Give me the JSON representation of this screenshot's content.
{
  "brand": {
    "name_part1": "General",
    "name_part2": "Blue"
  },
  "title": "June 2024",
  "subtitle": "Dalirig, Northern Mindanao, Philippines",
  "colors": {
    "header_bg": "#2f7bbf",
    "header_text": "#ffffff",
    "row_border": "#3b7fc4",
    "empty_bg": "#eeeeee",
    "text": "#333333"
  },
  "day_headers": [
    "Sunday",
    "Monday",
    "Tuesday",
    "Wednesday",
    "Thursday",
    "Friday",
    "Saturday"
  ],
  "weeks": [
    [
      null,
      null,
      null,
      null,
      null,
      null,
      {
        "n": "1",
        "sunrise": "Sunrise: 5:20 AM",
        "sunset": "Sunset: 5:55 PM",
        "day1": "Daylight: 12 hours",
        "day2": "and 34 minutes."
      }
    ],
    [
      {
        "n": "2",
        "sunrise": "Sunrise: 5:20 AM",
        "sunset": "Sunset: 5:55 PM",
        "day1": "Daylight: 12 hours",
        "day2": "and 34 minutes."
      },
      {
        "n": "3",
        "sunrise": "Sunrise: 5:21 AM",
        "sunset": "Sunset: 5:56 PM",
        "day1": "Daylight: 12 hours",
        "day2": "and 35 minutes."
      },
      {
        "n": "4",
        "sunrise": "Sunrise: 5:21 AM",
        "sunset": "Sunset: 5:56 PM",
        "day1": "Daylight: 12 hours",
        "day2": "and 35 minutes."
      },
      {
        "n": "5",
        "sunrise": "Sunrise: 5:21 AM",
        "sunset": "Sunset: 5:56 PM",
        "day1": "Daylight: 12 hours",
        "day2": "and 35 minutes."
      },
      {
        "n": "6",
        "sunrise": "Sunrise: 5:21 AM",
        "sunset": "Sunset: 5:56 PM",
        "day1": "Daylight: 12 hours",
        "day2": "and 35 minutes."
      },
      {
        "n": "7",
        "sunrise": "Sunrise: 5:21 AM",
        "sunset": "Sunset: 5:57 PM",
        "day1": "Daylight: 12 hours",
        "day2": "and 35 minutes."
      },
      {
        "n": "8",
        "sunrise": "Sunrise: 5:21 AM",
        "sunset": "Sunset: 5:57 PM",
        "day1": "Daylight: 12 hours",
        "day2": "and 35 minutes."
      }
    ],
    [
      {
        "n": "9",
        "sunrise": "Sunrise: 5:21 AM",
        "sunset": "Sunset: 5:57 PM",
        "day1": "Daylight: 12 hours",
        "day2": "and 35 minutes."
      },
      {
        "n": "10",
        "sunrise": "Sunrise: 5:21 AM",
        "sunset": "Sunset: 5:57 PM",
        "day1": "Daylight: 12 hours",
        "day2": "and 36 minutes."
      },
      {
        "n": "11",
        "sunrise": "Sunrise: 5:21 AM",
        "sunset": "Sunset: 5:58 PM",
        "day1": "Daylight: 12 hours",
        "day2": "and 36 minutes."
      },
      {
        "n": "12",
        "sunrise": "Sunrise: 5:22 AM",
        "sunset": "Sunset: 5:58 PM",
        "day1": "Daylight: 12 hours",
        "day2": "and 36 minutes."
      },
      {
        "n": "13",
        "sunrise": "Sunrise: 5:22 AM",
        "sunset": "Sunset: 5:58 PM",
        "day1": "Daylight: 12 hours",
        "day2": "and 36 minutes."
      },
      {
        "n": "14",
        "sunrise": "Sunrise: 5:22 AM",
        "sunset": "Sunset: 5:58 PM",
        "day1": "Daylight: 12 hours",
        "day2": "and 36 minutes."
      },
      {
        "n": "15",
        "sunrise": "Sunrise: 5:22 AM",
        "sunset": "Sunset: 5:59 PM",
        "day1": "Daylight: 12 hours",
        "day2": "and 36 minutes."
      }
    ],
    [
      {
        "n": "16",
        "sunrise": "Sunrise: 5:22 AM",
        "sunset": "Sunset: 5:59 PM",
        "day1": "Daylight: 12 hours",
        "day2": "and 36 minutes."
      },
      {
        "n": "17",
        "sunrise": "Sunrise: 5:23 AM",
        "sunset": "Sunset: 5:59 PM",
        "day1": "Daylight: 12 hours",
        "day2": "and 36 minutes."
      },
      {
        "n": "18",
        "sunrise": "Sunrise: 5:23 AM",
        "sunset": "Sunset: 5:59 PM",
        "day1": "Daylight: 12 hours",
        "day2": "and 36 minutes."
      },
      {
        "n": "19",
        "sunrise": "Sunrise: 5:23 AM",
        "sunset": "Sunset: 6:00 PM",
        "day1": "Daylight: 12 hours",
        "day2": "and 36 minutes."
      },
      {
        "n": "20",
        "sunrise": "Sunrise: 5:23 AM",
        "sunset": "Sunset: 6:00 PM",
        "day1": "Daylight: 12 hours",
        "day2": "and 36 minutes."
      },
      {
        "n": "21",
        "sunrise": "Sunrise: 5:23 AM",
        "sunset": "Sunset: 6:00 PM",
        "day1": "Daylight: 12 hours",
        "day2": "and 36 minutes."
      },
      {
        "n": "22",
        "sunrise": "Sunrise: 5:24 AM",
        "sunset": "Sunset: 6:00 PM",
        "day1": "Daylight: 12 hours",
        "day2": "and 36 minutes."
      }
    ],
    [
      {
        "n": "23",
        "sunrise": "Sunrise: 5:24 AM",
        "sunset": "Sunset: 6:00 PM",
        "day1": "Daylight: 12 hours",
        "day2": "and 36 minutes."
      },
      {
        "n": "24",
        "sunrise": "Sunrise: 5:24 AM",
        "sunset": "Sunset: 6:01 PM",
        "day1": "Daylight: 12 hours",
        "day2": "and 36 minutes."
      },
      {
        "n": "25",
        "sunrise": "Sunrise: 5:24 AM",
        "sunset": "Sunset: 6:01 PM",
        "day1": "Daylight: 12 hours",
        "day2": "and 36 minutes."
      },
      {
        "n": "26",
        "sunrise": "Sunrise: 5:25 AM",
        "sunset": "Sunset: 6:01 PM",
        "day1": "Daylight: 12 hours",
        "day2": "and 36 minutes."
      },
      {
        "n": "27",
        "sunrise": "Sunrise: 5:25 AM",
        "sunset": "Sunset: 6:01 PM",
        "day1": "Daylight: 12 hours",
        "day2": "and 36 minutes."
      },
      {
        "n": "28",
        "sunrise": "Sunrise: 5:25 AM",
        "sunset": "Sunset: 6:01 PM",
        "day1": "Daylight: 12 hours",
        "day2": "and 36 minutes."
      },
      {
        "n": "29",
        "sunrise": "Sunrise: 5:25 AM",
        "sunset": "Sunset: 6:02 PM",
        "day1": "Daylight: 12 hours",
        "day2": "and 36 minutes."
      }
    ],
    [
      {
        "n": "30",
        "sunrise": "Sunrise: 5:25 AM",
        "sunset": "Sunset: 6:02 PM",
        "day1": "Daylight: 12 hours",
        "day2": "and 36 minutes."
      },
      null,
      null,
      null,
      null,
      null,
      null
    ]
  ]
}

- _Stated problem_:
Repeat the entries exactly, all of them.

- _Completed exercise_:
Give me the JSON representation of this screenshot's content.
{
  "brand": {
    "name_part1": "General",
    "name_part2": "Blue"
  },
  "title": "June 2024",
  "subtitle": "Dalirig, Northern Mindanao, Philippines",
  "colors": {
    "header_bg": "#2f7bbf",
    "header_text": "#ffffff",
    "row_border": "#3b7fc4",
    "empty_bg": "#eeeeee",
    "text": "#333333"
  },
  "day_headers": [
    "Sunday",
    "Monday",
    "Tuesday",
    "Wednesday",
    "Thursday",
    "Friday",
    "Saturday"
  ],
  "weeks": [
    [
      null,
      null,
      null,
      null,
      null,
      null,
      {
        "n": "1",
        "sunrise": "Sunrise: 5:20 AM",
        "sunset": "Sunset: 5:55 PM",
        "day1": "Daylight: 12 hours",
        "day2": "and 34 minutes."
      }
    ],
    [
      {
        "n": "2",
        "sunrise": "Sunrise: 5:20 AM",
        "sunset": "Sunset: 5:55 PM",
        "day1": "Daylight: 12 hours",
        "day2": "and 34 minutes."
      },
      {
        "n": "3",
        "sunrise": "Sunrise: 5:21 AM",
        "sunset": "Sunset: 5:56 PM",
        "day1": "Daylight: 12 hours",
        "day2": "and 35 minutes."
      },
      {
        "n": "4",
        "sunrise": "Sunrise: 5:21 AM",
        "sunset": "Sunset: 5:56 PM",
        "day1": "Daylight: 12 hours",
        "day2": "and 35 minutes."
      },
      {
        "n": "5",
        "sunrise": "Sunrise: 5:21 AM",
        "sunset": "Sunset: 5:56 PM",
        "day1": "Daylight: 12 hours",
        "day2": "and 35 minutes."
      },
      {
        "n": "6",
        "sunrise": "Sunrise: 5:21 AM",
        "sunset": "Sunset: 5:56 PM",
        "day1": "Daylight: 12 hours",
        "day2": "and 35 minutes."
      },
      {
        "n": "7",
        "sunrise": "Sunrise: 5:21 AM",
        "sunset": "Sunset: 5:57 PM",
        "day1": "Daylight: 12 hours",
        "day2": "and 35 minutes."
      },
      {
        "n": "8",
        "sunrise": "Sunrise: 5:21 AM",
        "sunset": "Sunset: 5:57 PM",
        "day1": "Daylight: 12 hours",
        "day2": "and 35 minutes."
      }
    ],
    [
      {
        "n": "9",
        "sunrise": "Sunrise: 5:21 AM",
        "sunset": "Sunset: 5:57 PM",
        "day1": "Daylight: 12 hours",
        "day2": "and 35 minutes."
      },
      {
        "n": "10",
        "sunrise": "Sunrise: 5:21 AM",
        "sunset": "Sunset: 5:57 PM",
        "day1": "Daylight: 12 hours",
        "day2": "and 36 minutes."
      },
      {
        "n": "11",
        "sunrise": "Sunrise: 5:21 AM",
        "sunset": "Sunset: 5:58 PM",
        "day1": "Daylight: 12 hours",
        "day2": "and 36 minutes."
      },
      {
        "n": "12",
        "sunrise": "Sunrise: 5:22 AM",
        "sunset": "Sunset: 5:58 PM",
        "day1": "Daylight: 12 hours",
        "day2": "and 36 minutes."
      },
      {
        "n": "13",
        "sunrise": "Sunrise: 5:22 AM",
        "sunset": "Sunset: 5:58 PM",
        "day1": "Daylight: 12 hours",
        "day2": "and 36 minutes."
      },
      {
        "n": "14",
        "sunrise": "Sunrise: 5:22 AM",
        "sunset": "Sunset: 5:58 PM",
        "day1": "Daylight: 12 hours",
        "day2": "and 36 minutes."
      },
      {
        "n": "15",
        "sunrise": "Sunrise: 5:22 AM",
        "sunset": "Sunset: 5:59 PM",
        "day1": "Daylight: 12 hours",
        "day2": "and 36 minutes."
      }
    ],
    [
      {
        "n": "16",
        "sunrise": "Sunrise: 5:22 AM",
        "sunset": "Sunset: 5:59 PM",
        "day1": "Daylight: 12 hours",
        "day2": "and 36 minutes."
      },
      {
        "n": "17",
        "sunrise": "Sunrise: 5:23 AM",
        "sunset": "Sunset: 5:59 PM",
        "day1": "Daylight: 12 hours",
        "day2": "and 36 minutes."
      },
      {
        "n": "18",
        "sunrise": "Sunrise: 5:23 AM",
        "sunset": "Sunset: 5:59 PM",
        "day1": "Daylight: 12 hours",
        "day2": "and 36 minutes."
      },
      {
        "n": "19",
        "sunrise": "Sunrise: 5:23 AM",
        "sunset": "Sunset: 6:00 PM",
        "day1": "Daylight: 12 hours",
        "day2": "and 36 minutes."
      },
      {
        "n": "20",
        "sunrise": "Sunrise: 5:23 AM",
        "sunset": "Sunset: 6:00 PM",
        "day1": "Daylight: 12 hours",
        "day2": "and 36 minutes."
      },
      {
        "n": "21",
        "sunrise": "Sunrise: 5:23 AM",
        "sunset": "Sunset: 6:00 PM",
        "day1": "Daylight: 12 hours",
        "day2": "and 36 minutes."
      },
      {
        "n": "22",
        "sunrise": "Sunrise: 5:24 AM",
        "sunset": "Sunset: 6:00 PM",
        "day1": "Daylight: 12 hours",
        "day2": "and 36 minutes."
      }
    ],
    [
      {
        "n": "23",
        "sunrise": "Sunrise: 5:24 AM",
        "sunset": "Sunset: 6:00 PM",
        "day1": "Daylight: 12 hours",
        "day2": "and 36 minutes."
      },
      {
        "n": "24",
        "sunrise": "Sunrise: 5:24 AM",
        "sunset": "Sunset: 6:01 PM",
        "day1": "Daylight: 12 hours",
        "day2": "and 36 minutes."
      },
      {
        "n": "25",
        "sunrise": "Sunrise: 5:24 AM",
        "sunset": "Sunset: 6:01 PM",
        "day1": "Daylight: 12 hours",
        "day2": "and 36 minutes."
      },
      {
        "n": "26",
        "sunrise": "Sunrise: 5:25 AM",
        "sunset": "Sunset: 6:01 PM",
        "day1": "Daylight: 12 hours",
        "day2": "and 36 minutes."
      },
      {
        "n": "27",
        "sunrise": "Sunrise: 5:25 AM",
        "sunset": "Sunset: 6:01 PM",
        "day1": "Daylight: 12 hours",
        "day2": "and 36 minutes."
      },
      {
        "n": "28",
        "sunrise": "Sunrise: 5:25 AM",
        "sunset": "Sunset: 6:01 PM",
        "day1": "Daylight: 12 hours",
        "day2": "and 36 minutes."
      },
      {
        "n": "29",
        "sunrise": "Sunrise: 5:25 AM",
        "sunset": "Sunset: 6:02 PM",
        "day1": "Daylight: 12 hours",
        "day2": "and 36 minutes."
      }
    ],
    [
      {
        "n": "30",
        "sunrise": "Sunrise: 5:25 AM",
        "sunset": "Sunset: 6:02 PM",
        "day1": "Daylight: 12 hours",
        "day2": "and 36 minutes."
      },
      null,
      null,
      null,
      null,
      null,
      null
    ]
  ]
}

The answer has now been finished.